Stated exercise: Exactly reproduce the line containing "Decode this image" and all later lines to the end of the entries, leaving the pictures out of your copy.

-- START Information shown --

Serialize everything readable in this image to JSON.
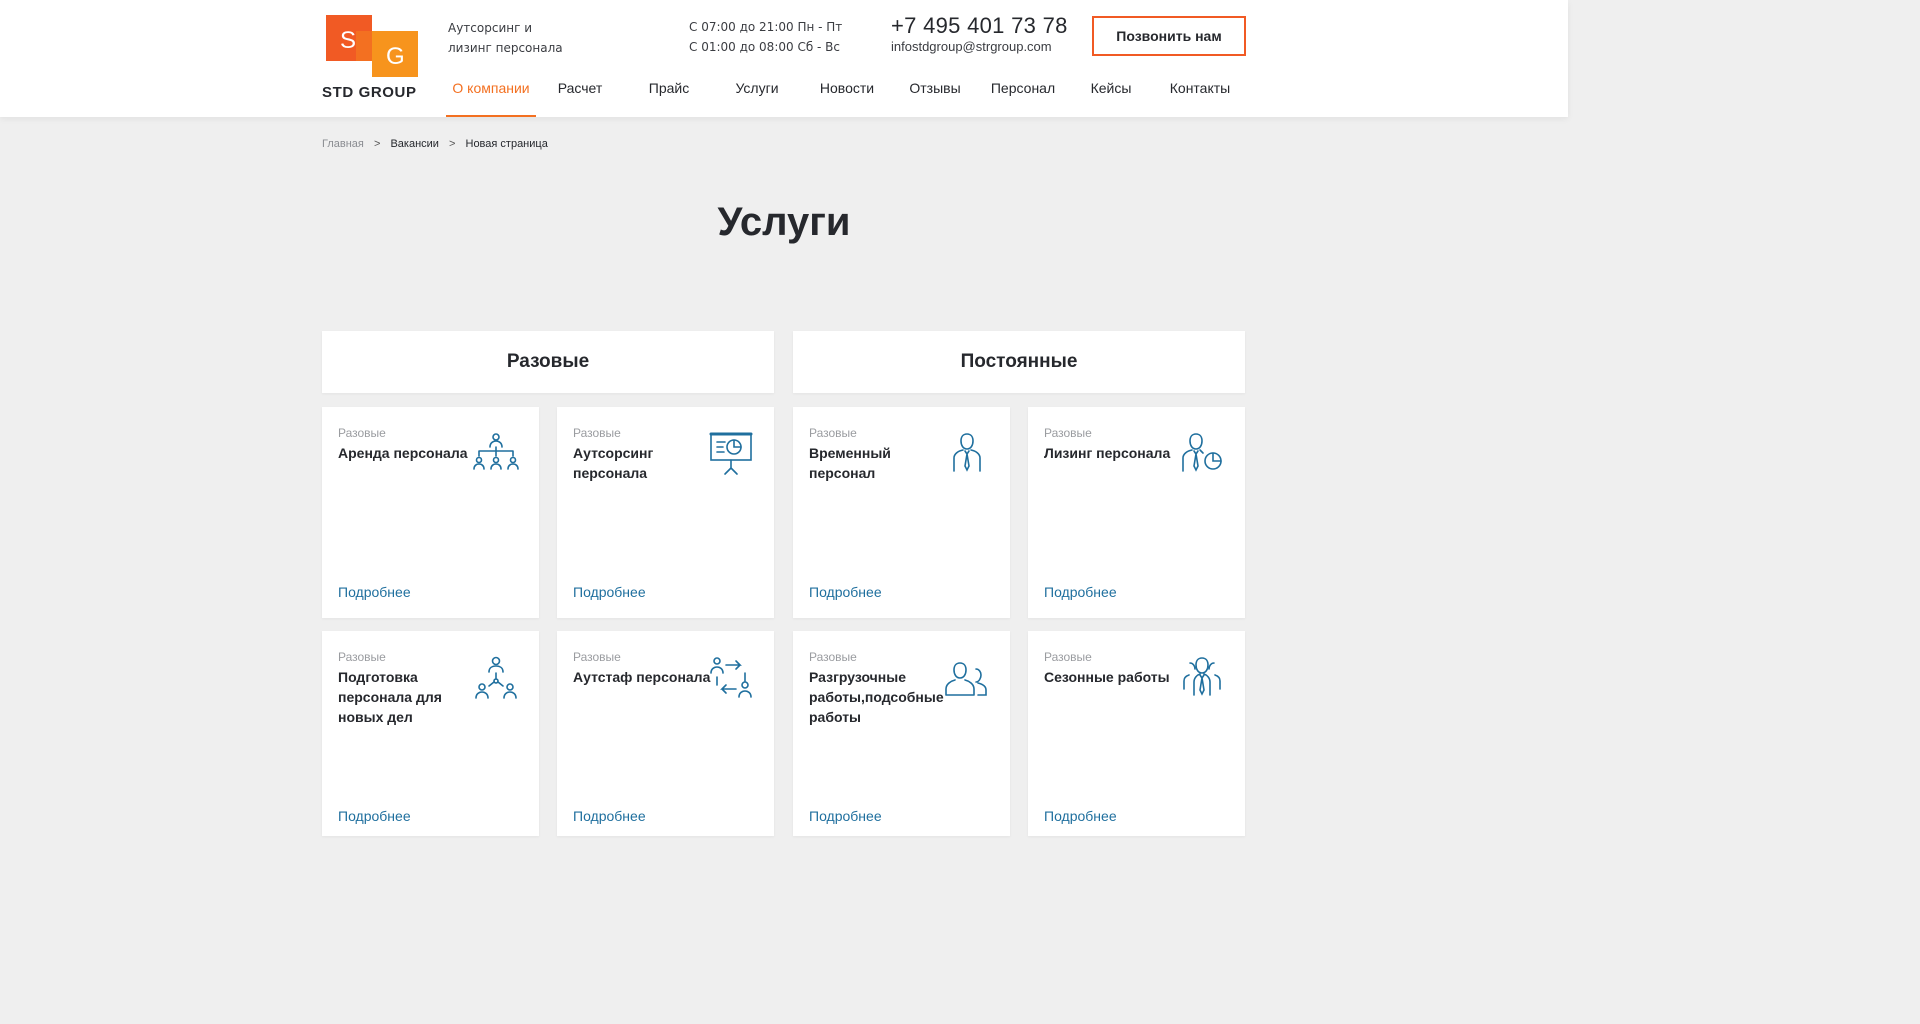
{
  "header": {
    "logo_letters": [
      "S",
      "G"
    ],
    "logo_text": "STD GROUP",
    "tagline": [
      "Аутсорсинг и",
      "лизинг персонала"
    ],
    "hours": [
      "С 07:00 до 21:00 Пн - Пт",
      "С 01:00 до 08:00 Сб - Вс"
    ],
    "phone": "+7 495 401 73 78",
    "email": "infostdgroup@strgroup.com",
    "call_button": "Позвонить нам"
  },
  "nav": {
    "items": [
      "О компании",
      "Расчет",
      "Прайс",
      "Услуги",
      "Новости",
      "Отзывы",
      "Персонал",
      "Кейсы",
      "Контакты"
    ],
    "active": "О компании"
  },
  "breadcrumb": [
    "Главная",
    "Вакансии",
    "Новая страница"
  ],
  "breadcrumb_sep": ">",
  "page_title": "Услуги",
  "categories": [
    "Разовые",
    "Постоянные"
  ],
  "cards": [
    {
      "category": "Разовые",
      "title": "Аренда персонала",
      "icon": "org-chart-icon",
      "link": "Подробнее"
    },
    {
      "category": "Разовые",
      "title": "Аутсорсинг персонала",
      "icon": "presentation-chart-icon",
      "link": "Подробнее"
    },
    {
      "category": "Разовые",
      "title": "Временный персонал",
      "icon": "person-tie-icon",
      "link": "Подробнее"
    },
    {
      "category": "Разовые",
      "title": "Лизинг персонала",
      "icon": "person-pie-chart-icon",
      "link": "Подробнее"
    },
    {
      "category": "Разовые",
      "title": "Подготовка персонала для новых дел",
      "icon": "team-network-icon",
      "link": "Подробнее"
    },
    {
      "category": "Разовые",
      "title": "Аутстаф персонала",
      "icon": "people-exchange-icon",
      "link": "Подробнее"
    },
    {
      "category": "Разовые",
      "title": "Разгрузочные работы,подсобные работы",
      "icon": "two-people-icon",
      "link": "Подробнее"
    },
    {
      "category": "Разовые",
      "title": "Сезонные работы",
      "icon": "three-people-icon",
      "link": "Подробнее"
    }
  ],
  "colors": {
    "accent": "#f37021",
    "logo_orange": "#f15a24",
    "link": "#1f6f9e",
    "icon": "#1f6f9e"
  }
}
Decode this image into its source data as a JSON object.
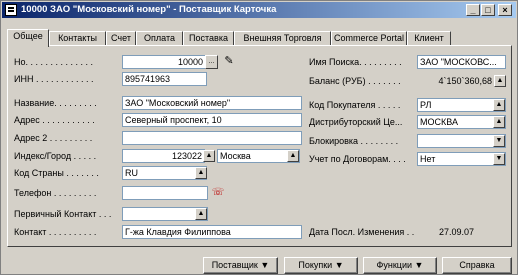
{
  "window": {
    "title": "10000 ЗАО \"Московский номер\" - Поставщик Карточка",
    "min": "_",
    "max": "□",
    "close": "×"
  },
  "tabs": [
    "Общее",
    "Контакты",
    "Счет",
    "Оплата",
    "Поставка",
    "Внешняя Торговля",
    "Commerce Portal",
    "Клиент"
  ],
  "left": {
    "no_label": "Но. . . . . . . . . . . . . .",
    "no_value": "10000",
    "inn_label": "ИНН . . . . . . . . . . . .",
    "inn_value": "895741963",
    "name_label": "Название. . . . . . . . .",
    "name_value": "ЗАО \"Московский номер\"",
    "address_label": "Адрес . . . . . . . . . . .",
    "address_value": "Северный проспект, 10",
    "address2_label": "Адрес 2 . . . . . . . . .",
    "address2_value": "",
    "index_label": "Индекс/Город . . . . .",
    "index_value": "123022",
    "city_value": "Москва",
    "country_label": "Код Страны . . . . . . .",
    "country_value": "RU",
    "phone_label": "Телефон . . . . . . . . .",
    "phone_value": "",
    "primary_contact_label": "Первичный Контакт . . .",
    "primary_contact_value": "",
    "contact_label": "Контакт . . . . . . . . . .",
    "contact_value": "Г-жа Клавдия Филиппова"
  },
  "right": {
    "search_name_label": "Имя Поиска. . . . . . . . .",
    "search_name_value": "ЗАО \"МОСКОВС...",
    "balance_label": "Баланс (РУБ) . . . . . . .",
    "balance_value": "4`150`360,68",
    "buyer_code_label": "Код Покупателя . . . . .",
    "buyer_code_value": "РЛ",
    "distributor_label": "Дистрибуторский Це...",
    "distributor_value": "МОСКВА",
    "block_label": "Блокировка . . . . . . . .",
    "block_value": "",
    "contract_label": "Учет по Договорам. . . .",
    "contract_value": "Нет",
    "last_modified_label": "Дата Посл. Изменения . .",
    "last_modified_value": "27.09.07"
  },
  "buttons": {
    "supplier": "Поставщик",
    "purchases": "Покупки",
    "functions": "Функции",
    "help": "Справка"
  }
}
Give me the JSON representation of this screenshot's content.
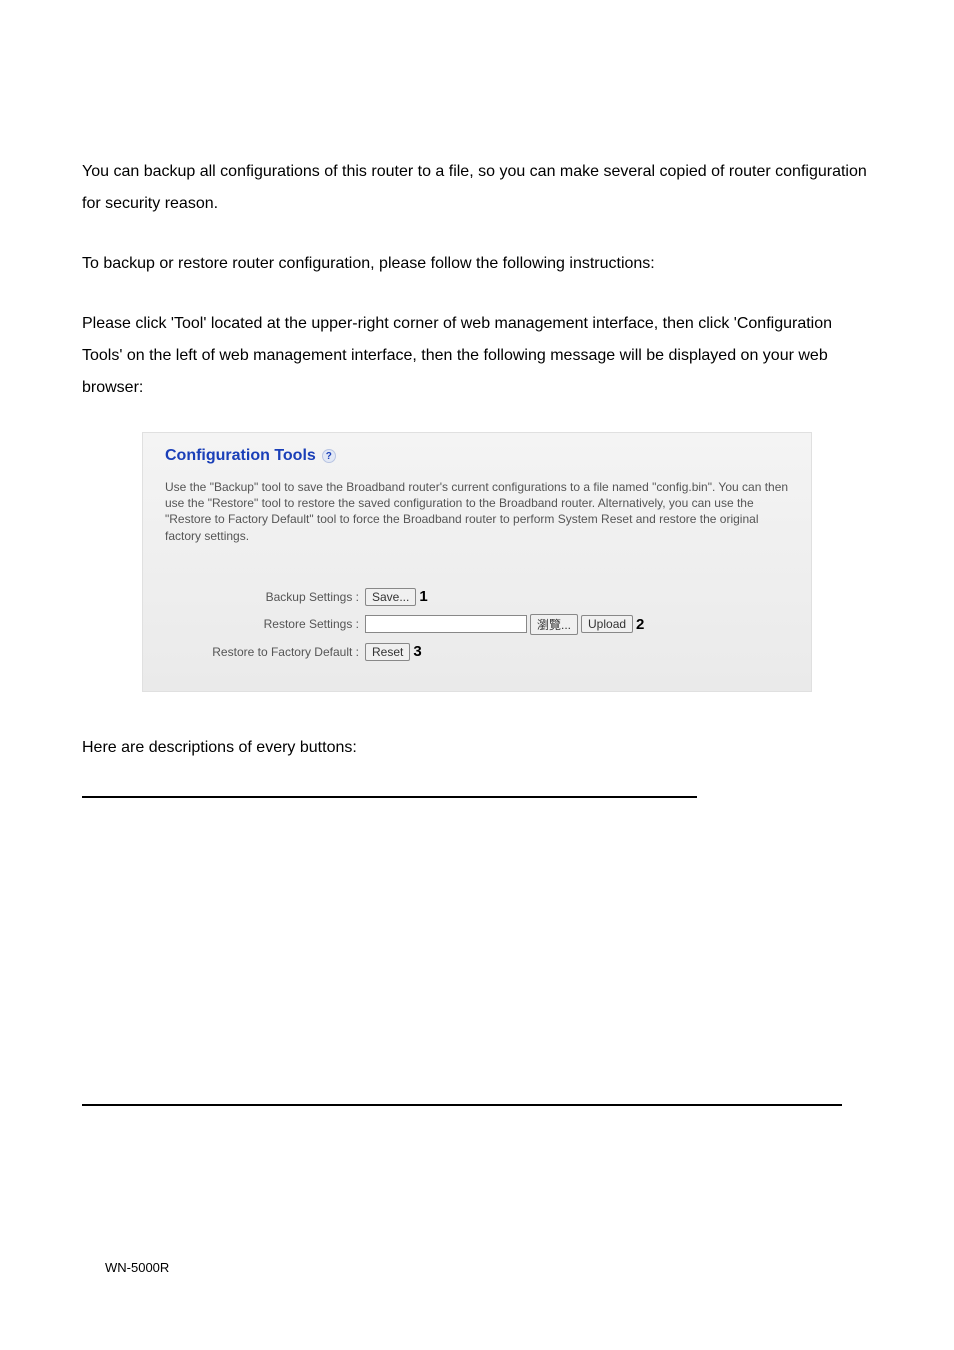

-- END Information shown --

Output of the exercise:
Decode this image into its source data as a JSON object.
{
  "window": {
    "title": "10000 ЗАО \"Московский номер\" - Поставщик Карточка",
    "min": "_",
    "max": "□",
    "close": "×"
  },
  "tabs": [
    "Общее",
    "Контакты",
    "Счет",
    "Оплата",
    "Поставка",
    "Внешняя Торговля",
    "Commerce Portal",
    "Клиент"
  ],
  "left": {
    "no_label": "Но. . . . . . . . . . . . . .",
    "no_value": "10000",
    "inn_label": "ИНН . . . . . . . . . . . .",
    "inn_value": "895741963",
    "name_label": "Название. . . . . . . . .",
    "name_value": "ЗАО \"Московский номер\"",
    "address_label": "Адрес . . . . . . . . . . .",
    "address_value": "Северный проспект, 10",
    "address2_label": "Адрес 2 . . . . . . . . .",
    "address2_value": "",
    "index_label": "Индекс/Город . . . . .",
    "index_value": "123022",
    "city_value": "Москва",
    "country_label": "Код Страны . . . . . . .",
    "country_value": "RU",
    "phone_label": "Телефон . . . . . . . . .",
    "phone_value": "",
    "primary_contact_label": "Первичный Контакт . . .",
    "primary_contact_value": "",
    "contact_label": "Контакт . . . . . . . . . .",
    "contact_value": "Г-жа Клавдия Филиппова"
  },
  "right": {
    "search_name_label": "Имя Поиска. . . . . . . . .",
    "search_name_value": "ЗАО \"МОСКОВС...",
    "balance_label": "Баланс (РУБ) . . . . . . .",
    "balance_value": "4`150`360,68",
    "buyer_code_label": "Код Покупателя . . . . .",
    "buyer_code_value": "РЛ",
    "distributor_label": "Дистрибуторский Це...",
    "distributor_value": "МОСКВА",
    "block_label": "Блокировка . . . . . . . .",
    "block_value": "",
    "contract_label": "Учет по Договорам. . . .",
    "contract_value": "Нет",
    "last_modified_label": "Дата Посл. Изменения . .",
    "last_modified_value": "27.09.07"
  },
  "buttons": {
    "supplier": "Поставщик",
    "purchases": "Покупки",
    "functions": "Функции",
    "help": "Справка"
  }
}
Give me the JSON representation of this screenshot's content.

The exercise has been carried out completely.